== What is required ==
The records that follow are to be transcribed in full, without their images.

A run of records

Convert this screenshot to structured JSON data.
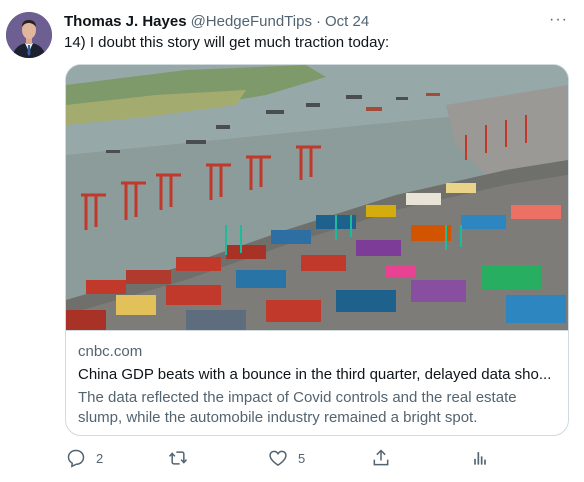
{
  "tweet": {
    "display_name": "Thomas J. Hayes",
    "handle": "@HedgeFundTips",
    "separator": "·",
    "date": "Oct 24",
    "more_glyph": "···",
    "text": "14) I doubt this story will get much traction today:"
  },
  "card": {
    "domain": "cnbc.com",
    "title": "China GDP beats with a bounce in the third quarter, delayed data sho...",
    "description": "The data reflected the impact of Covid controls and the real estate slump, while the automobile industry remained a bright spot."
  },
  "actions": {
    "replies": "2",
    "retweets": "",
    "likes": "5"
  },
  "colors": {
    "text_primary": "#0f1419",
    "text_secondary": "#536471",
    "border": "#cfd9de"
  },
  "icons": [
    "reply-icon",
    "retweet-icon",
    "like-icon",
    "share-icon",
    "analytics-icon",
    "more-icon"
  ]
}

== Exercise response ==
Convert this screenshot to structured JSON data.
{
  "tweet": {
    "display_name": "Thomas J. Hayes",
    "handle": "@HedgeFundTips",
    "separator": "·",
    "date": "Oct 24",
    "more_glyph": "···",
    "text": "14) I doubt this story will get much traction today:"
  },
  "card": {
    "domain": "cnbc.com",
    "title": "China GDP beats with a bounce in the third quarter, delayed data sho...",
    "description": "The data reflected the impact of Covid controls and the real estate slump, while the automobile industry remained a bright spot."
  },
  "actions": {
    "replies": "2",
    "retweets": "",
    "likes": "5"
  },
  "colors": {
    "text_primary": "#0f1419",
    "text_secondary": "#536471",
    "border": "#cfd9de"
  },
  "icons": [
    "reply-icon",
    "retweet-icon",
    "like-icon",
    "share-icon",
    "analytics-icon",
    "more-icon"
  ]
}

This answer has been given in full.